▶ Data records
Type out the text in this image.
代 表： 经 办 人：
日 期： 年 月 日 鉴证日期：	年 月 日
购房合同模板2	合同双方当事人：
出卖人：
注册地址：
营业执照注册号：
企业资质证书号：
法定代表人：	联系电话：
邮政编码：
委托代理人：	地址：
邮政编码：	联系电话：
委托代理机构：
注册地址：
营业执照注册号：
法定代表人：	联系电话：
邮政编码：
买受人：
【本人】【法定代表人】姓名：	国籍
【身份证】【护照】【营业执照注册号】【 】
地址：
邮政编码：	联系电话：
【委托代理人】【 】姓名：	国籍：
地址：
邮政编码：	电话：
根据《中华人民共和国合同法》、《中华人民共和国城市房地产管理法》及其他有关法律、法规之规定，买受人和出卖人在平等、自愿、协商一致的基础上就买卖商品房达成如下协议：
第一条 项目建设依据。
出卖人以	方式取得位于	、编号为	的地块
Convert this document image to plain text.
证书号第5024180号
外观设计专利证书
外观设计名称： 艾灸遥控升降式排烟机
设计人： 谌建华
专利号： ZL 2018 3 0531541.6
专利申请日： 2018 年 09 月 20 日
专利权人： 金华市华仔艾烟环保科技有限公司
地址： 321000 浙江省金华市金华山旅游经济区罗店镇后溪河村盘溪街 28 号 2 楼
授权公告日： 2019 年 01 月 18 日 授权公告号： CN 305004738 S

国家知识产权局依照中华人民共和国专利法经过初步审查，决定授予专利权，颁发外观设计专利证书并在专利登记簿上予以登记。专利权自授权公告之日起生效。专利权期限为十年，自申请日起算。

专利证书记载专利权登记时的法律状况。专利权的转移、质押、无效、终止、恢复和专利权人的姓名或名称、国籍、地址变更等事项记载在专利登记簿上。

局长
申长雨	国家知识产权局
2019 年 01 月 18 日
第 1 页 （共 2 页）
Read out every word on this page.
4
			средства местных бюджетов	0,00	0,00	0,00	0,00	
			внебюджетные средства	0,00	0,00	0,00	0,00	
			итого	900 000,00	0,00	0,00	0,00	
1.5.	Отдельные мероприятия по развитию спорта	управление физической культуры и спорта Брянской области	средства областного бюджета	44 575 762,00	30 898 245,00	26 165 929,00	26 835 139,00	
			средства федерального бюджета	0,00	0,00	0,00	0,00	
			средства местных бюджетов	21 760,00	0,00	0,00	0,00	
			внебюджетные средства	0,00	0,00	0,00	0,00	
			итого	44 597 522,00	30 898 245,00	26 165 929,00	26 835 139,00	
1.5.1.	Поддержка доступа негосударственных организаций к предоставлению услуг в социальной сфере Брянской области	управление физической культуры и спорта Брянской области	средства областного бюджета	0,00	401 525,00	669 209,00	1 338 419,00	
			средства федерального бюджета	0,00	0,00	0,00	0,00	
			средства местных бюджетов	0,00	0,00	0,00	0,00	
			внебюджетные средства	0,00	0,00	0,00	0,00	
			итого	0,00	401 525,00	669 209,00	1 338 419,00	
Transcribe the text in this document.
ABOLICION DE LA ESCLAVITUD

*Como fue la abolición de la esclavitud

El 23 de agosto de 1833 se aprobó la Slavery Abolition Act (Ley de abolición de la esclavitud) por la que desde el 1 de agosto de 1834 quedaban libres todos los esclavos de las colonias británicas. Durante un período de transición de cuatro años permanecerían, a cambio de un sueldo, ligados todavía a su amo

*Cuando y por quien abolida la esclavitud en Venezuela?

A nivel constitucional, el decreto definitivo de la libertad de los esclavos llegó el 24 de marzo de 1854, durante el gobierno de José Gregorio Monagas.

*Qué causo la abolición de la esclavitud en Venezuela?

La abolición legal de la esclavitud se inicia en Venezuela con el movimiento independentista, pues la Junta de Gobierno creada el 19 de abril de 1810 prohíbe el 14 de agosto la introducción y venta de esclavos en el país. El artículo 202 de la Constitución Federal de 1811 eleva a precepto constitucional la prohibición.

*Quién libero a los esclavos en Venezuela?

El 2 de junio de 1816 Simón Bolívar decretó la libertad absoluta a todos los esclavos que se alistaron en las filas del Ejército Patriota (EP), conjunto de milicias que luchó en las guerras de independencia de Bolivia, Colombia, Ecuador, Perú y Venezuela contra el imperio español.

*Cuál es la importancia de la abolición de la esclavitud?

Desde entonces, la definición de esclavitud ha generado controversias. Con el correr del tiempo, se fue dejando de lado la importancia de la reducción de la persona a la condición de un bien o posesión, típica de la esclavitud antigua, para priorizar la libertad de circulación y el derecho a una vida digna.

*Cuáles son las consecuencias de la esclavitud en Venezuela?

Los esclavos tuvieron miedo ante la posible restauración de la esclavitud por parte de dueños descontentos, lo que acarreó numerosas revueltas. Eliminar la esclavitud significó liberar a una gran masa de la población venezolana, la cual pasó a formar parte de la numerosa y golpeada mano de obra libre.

▶ STATED EXERCISE
The records above are to be repeated exactly, in their entirety.

▶ FINAL RESULT
Type out the text in this image.
代 表： 经 办 人：
日 期： 年 月 日 鉴证日期：	年 月 日
购房合同模板2	合同双方当事人：
出卖人：
注册地址：
营业执照注册号：
企业资质证书号：
法定代表人：	联系电话：
邮政编码：
委托代理人：	地址：
邮政编码：	联系电话：
委托代理机构：
注册地址：
营业执照注册号：
法定代表人：	联系电话：
邮政编码：
买受人：
【本人】【法定代表人】姓名：	国籍
【身份证】【护照】【营业执照注册号】【 】
地址：
邮政编码：	联系电话：
【委托代理人】【 】姓名：	国籍：
地址：
邮政编码：	电话：
根据《中华人民共和国合同法》、《中华人民共和国城市房地产管理法》及其他有关法律、法规之规定，买受人和出卖人在平等、自愿、协商一致的基础上就买卖商品房达成如下协议：
第一条 项目建设依据。
出卖人以	方式取得位于	、编号为	的地块
Convert this document image to plain text.
证书号第5024180号
外观设计专利证书
外观设计名称： 艾灸遥控升降式排烟机
设计人： 谌建华
专利号： ZL 2018 3 0531541.6
专利申请日： 2018 年 09 月 20 日
专利权人： 金华市华仔艾烟环保科技有限公司
地址： 321000 浙江省金华市金华山旅游经济区罗店镇后溪河村盘溪街 28 号 2 楼
授权公告日： 2019 年 01 月 18 日 授权公告号： CN 305004738 S

国家知识产权局依照中华人民共和国专利法经过初步审查，决定授予专利权，颁发外观设计专利证书并在专利登记簿上予以登记。专利权自授权公告之日起生效。专利权期限为十年，自申请日起算。

专利证书记载专利权登记时的法律状况。专利权的转移、质押、无效、终止、恢复和专利权人的姓名或名称、国籍、地址变更等事项记载在专利登记簿上。

局长
申长雨	国家知识产权局
2019 年 01 月 18 日
第 1 页 （共 2 页）
Read out every word on this page.
4
			средства местных бюджетов	0,00	0,00	0,00	0,00	
			внебюджетные средства	0,00	0,00	0,00	0,00	
			итого	900 000,00	0,00	0,00	0,00	
1.5.	Отдельные мероприятия по развитию спорта	управление физической культуры и спорта Брянской области	средства областного бюджета	44 575 762,00	30 898 245,00	26 165 929,00	26 835 139,00	
			средства федерального бюджета	0,00	0,00	0,00	0,00	
			средства местных бюджетов	21 760,00	0,00	0,00	0,00	
			внебюджетные средства	0,00	0,00	0,00	0,00	
			итого	44 597 522,00	30 898 245,00	26 165 929,00	26 835 139,00	
1.5.1.	Поддержка доступа негосударственных организаций к предоставлению услуг в социальной сфере Брянской области	управление физической культуры и спорта Брянской области	средства областного бюджета	0,00	401 525,00	669 209,00	1 338 419,00	
			средства федерального бюджета	0,00	0,00	0,00	0,00	
			средства местных бюджетов	0,00	0,00	0,00	0,00	
			внебюджетные средства	0,00	0,00	0,00	0,00	
			итого	0,00	401 525,00	669 209,00	1 338 419,00	
Transcribe the text in this document.
ABOLICION DE LA ESCLAVITUD

*Como fue la abolición de la esclavitud

El 23 de agosto de 1833 se aprobó la Slavery Abolition Act (Ley de abolición de la esclavitud) por la que desde el 1 de agosto de 1834 quedaban libres todos los esclavos de las colonias británicas. Durante un período de transición de cuatro años permanecerían, a cambio de un sueldo, ligados todavía a su amo

*Cuando y por quien abolida la esclavitud en Venezuela?

A nivel constitucional, el decreto definitivo de la libertad de los esclavos llegó el 24 de marzo de 1854, durante el gobierno de José Gregorio Monagas.

*Qué causo la abolición de la esclavitud en Venezuela?

La abolición legal de la esclavitud se inicia en Venezuela con el movimiento independentista, pues la Junta de Gobierno creada el 19 de abril de 1810 prohíbe el 14 de agosto la introducción y venta de esclavos en el país. El artículo 202 de la Constitución Federal de 1811 eleva a precepto constitucional la prohibición.

*Quién libero a los esclavos en Venezuela?

El 2 de junio de 1816 Simón Bolívar decretó la libertad absoluta a todos los esclavos que se alistaron en las filas del Ejército Patriota (EP), conjunto de milicias que luchó en las guerras de independencia de Bolivia, Colombia, Ecuador, Perú y Venezuela contra el imperio español.

*Cuál es la importancia de la abolición de la esclavitud?

Desde entonces, la definición de esclavitud ha generado controversias. Con el correr del tiempo, se fue dejando de lado la importancia de la reducción de la persona a la condición de un bien o posesión, típica de la esclavitud antigua, para priorizar la libertad de circulación y el derecho a una vida digna.

*Cuáles son las consecuencias de la esclavitud en Venezuela?

Los esclavos tuvieron miedo ante la posible restauración de la esclavitud por parte de dueños descontentos, lo que acarreó numerosas revueltas. Eliminar la esclavitud significó liberar a una gran masa de la población venezolana, la cual pasó a formar parte de la numerosa y golpeada mano de obra libre.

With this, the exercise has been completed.